### Texte source

Menu

Sam FRANCIS

(1923 - 1994)


Sam Francis étudie dans sa jeunesse la botanique, la médecine, la psychologie à l’Université de Berkeley. Pendant la guerre, alors qu’il est engagé dans l’U. S. Air force, il est blessé à la colonne vertébrale et hospitalisé. C’est dans ce contexte qu’il commence à peindre, célébrant ensuite les vertus thérapeutiques de l’art. Il exécute des aquarelles de cieux, de nuages ou il note la diffusion de la lumière. Au terme de sa convalescence, il étudie la peinture auprès de Clyfford Still, dont l’empreinte est décelable et coïncide sans doute avec la découverte de la peinture impressionniste. Une bourse d’étude lui permet de se rendre à Paris en 1950. Il y séjourne jusqu’en 1961 et rencontre un certain nombre d’artistes abstraits, français et américains soutenus par le critique, spécialiste d’art byzantin et copte, Georges Duthuit. En France, Sam Francis découvre la peinture post-impressionniste, celle plus tardive de Monet dont il loue les valeurs sensibles et vibrantes liées à la représentation de la lumière, faisant disparaitre la perspective traditionnelle. Une forme d’abstraction européenne avait été inaugurée, en ce sens, par le Talisman de Paul Serusier (1888) proposant essentiellement d’interroger picturalement la lumière et la façon dont elle simplifie le contour, rendant compte par un seul champ de couleur, de la profondeur de l’objet, de l’espace, en les modelant par de subtiles variations. Ce procédé intéressé Sam Francis qui le développera jusqu’à l’≪ infini blanc ≫ borde de la fin des années 1960, parfois traverse de ≪ giclures ≫. Sam Francis va se distinguer de l’Action Painting qui laisse seul le hasard de la projection décider de la répartition chromatique sur la toile et du Color field qu’il pratique un temps. La couleur a, dans l’œuvre de Sam Francis, les valeurs que Goethe avait précisées au début du XIXe siècle, au-delà d’une appréhension purement physique. Dans l’œuvre de Sam Francis, notamment la part formée par les monotypes, annonce la jubilation du cosmos. Sam Francis a souvent évoque le chaos dont il offre une vision primordiale, en transmettant le vertige et l’ivresse.

######

» Questions d'étude:
A) Relevez toutes les personnes nommées dans le texte sur Sam Francis, à l'exception de Sam Francis lui-même.
B) D'après le texte sur Sam Francis, en quelle année une bourse d'étude lui permet-elle de se rendre à Paris ?
C) Reprenez le texte sur Sam Francis à la suite de sa dernière phrase.

### Enregistrements fournis

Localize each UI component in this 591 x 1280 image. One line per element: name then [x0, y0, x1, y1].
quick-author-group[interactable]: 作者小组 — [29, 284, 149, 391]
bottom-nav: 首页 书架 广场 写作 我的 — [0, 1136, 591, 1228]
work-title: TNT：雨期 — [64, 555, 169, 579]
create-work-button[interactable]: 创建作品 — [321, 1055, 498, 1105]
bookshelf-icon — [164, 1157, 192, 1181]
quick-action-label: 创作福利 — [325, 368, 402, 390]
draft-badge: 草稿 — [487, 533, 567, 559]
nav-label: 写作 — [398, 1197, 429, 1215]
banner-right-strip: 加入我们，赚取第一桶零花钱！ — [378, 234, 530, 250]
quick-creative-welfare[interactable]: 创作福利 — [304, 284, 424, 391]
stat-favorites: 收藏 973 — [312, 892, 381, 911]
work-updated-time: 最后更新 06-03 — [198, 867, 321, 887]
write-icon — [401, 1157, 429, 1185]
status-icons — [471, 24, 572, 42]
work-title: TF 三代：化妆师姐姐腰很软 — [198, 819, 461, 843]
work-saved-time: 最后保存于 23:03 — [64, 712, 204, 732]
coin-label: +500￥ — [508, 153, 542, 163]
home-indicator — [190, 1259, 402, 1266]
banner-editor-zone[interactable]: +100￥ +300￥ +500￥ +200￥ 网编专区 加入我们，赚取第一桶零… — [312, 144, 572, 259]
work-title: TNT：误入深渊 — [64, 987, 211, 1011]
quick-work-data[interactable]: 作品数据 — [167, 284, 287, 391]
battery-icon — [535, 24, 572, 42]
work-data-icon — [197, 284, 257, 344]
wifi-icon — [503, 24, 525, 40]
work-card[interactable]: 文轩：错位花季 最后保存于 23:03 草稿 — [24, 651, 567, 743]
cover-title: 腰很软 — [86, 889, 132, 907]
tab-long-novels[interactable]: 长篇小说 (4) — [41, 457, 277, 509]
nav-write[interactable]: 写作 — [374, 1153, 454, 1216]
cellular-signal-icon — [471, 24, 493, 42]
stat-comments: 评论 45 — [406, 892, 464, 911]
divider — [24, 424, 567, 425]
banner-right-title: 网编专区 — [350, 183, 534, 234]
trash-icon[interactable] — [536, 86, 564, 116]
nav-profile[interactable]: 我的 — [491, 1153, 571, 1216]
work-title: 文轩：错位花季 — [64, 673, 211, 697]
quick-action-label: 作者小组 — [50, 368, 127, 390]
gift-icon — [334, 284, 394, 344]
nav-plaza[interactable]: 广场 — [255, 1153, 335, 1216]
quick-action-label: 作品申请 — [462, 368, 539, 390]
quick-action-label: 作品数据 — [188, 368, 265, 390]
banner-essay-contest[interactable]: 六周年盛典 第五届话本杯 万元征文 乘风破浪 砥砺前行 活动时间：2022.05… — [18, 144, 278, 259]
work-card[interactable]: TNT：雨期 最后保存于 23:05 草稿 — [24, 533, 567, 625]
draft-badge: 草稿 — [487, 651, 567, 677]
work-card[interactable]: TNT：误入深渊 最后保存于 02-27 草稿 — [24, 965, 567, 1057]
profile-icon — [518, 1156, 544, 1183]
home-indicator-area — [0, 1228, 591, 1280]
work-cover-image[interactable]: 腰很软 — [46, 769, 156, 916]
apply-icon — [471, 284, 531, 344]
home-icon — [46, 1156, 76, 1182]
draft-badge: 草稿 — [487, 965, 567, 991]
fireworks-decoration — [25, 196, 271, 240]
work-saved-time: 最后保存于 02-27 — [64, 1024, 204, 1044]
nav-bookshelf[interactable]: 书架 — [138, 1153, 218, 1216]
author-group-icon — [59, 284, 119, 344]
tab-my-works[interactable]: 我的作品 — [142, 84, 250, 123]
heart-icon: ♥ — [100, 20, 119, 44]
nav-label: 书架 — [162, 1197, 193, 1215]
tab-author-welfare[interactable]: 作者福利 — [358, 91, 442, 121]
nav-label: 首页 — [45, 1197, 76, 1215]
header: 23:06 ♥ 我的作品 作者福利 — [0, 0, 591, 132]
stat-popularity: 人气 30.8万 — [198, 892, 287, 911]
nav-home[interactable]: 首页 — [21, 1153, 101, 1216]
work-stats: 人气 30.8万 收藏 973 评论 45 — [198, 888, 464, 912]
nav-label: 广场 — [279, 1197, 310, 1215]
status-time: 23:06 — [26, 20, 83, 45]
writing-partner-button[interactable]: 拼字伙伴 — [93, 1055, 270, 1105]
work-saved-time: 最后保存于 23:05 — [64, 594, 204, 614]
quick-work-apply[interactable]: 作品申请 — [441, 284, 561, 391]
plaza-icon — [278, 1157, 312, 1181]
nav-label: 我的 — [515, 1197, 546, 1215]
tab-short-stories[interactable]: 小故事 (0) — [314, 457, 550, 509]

######

» Résultats des exercices:
A) Clyfford Still, Georges Duthuit, Monet, Paul Serusier, Goethe

B) En 1950.

C)
A partir des années 1960, Sam Francis réalise des tableaux blancs simplement bordés de couleurs (Arial Coral Free III, 1969-1970 / From my angels, 1970, collection Fondation Maeght). Il dédie ses toiles à ses anges, invoque l’infini dans ce qu’il peut générer en termes d’illuminations. Le vide surgit, tel un gouffre de lumière au bord duquel on se situe, espace aussi absorbant que rayonnant, comme la préfiguration d’un ultime état de conscience ou une invitation à réinventer le ciel.

 

Sam Francis à la Fondation Maeght
Sam Francis à la Fondation Maeght, 1983

La Fondation Maeght conserve dans ses collections deux peintures de l'artiste.